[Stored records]
========================

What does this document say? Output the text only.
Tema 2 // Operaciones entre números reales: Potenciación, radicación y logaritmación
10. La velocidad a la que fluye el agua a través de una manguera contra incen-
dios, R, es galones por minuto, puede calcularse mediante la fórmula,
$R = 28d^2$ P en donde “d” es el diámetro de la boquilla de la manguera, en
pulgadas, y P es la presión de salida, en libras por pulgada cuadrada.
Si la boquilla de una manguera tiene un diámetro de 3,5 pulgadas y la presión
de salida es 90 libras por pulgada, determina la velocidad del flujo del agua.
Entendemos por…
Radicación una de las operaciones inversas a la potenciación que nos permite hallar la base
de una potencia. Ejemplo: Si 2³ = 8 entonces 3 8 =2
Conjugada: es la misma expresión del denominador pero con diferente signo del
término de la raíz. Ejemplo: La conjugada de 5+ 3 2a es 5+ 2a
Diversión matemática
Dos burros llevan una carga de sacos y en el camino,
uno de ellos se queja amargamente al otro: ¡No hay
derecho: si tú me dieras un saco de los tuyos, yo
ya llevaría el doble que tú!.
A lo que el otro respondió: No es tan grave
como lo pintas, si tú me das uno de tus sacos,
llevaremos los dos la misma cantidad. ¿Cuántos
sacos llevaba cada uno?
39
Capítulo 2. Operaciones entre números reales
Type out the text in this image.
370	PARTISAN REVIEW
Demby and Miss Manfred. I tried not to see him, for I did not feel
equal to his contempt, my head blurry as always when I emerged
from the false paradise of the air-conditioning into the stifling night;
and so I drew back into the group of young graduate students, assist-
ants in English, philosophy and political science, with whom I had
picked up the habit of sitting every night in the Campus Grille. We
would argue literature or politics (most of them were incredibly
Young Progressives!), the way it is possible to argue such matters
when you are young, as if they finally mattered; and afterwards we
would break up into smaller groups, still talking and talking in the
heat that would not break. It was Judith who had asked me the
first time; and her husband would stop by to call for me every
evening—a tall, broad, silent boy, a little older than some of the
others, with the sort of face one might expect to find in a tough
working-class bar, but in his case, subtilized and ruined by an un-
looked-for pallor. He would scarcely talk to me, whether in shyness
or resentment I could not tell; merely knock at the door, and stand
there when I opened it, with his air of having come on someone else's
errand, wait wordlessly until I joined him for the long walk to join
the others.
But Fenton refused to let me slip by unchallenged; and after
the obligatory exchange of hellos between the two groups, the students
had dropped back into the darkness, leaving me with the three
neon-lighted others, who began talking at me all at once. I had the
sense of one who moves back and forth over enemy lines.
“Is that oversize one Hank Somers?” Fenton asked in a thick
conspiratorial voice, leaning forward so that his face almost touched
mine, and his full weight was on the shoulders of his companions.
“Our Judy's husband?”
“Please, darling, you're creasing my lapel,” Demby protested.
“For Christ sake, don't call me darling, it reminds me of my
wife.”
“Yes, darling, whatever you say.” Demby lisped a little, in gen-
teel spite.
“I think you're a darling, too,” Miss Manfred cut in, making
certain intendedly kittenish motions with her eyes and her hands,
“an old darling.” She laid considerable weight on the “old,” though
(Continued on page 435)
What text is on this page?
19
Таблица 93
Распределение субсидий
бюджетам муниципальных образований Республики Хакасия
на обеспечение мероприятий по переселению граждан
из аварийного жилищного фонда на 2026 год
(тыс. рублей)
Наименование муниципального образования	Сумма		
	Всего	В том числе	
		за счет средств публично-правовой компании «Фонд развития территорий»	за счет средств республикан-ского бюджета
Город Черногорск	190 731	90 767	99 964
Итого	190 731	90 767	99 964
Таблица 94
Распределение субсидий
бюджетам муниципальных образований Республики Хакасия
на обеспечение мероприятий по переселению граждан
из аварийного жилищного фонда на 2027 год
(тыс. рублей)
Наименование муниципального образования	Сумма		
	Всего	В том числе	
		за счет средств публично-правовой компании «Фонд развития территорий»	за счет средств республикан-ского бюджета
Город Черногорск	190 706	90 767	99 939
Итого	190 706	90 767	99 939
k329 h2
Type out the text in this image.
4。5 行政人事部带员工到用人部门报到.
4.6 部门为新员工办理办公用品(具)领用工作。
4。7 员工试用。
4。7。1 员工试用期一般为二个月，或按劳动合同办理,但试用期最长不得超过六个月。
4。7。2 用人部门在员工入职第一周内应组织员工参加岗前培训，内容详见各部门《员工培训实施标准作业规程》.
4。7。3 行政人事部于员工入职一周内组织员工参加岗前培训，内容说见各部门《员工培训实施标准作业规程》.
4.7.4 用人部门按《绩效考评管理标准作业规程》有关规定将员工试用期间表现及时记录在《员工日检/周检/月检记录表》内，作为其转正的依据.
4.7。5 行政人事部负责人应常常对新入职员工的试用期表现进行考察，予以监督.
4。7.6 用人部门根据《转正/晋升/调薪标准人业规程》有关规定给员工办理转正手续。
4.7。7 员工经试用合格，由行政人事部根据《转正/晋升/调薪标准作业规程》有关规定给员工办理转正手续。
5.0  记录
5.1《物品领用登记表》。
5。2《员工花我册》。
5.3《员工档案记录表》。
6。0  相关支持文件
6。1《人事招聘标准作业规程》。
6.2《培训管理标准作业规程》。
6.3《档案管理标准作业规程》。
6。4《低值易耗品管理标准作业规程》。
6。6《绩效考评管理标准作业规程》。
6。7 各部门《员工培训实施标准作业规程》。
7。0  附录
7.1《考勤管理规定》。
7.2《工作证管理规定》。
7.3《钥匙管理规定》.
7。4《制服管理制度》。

========================

## Short task
Collect every line from the records above that contains the word "Manfred".

## Solved problem
Demby and Miss Manfred. I tried not to see him, for I did not feel
“I think you're a darling, too,” Miss Manfred cut in, making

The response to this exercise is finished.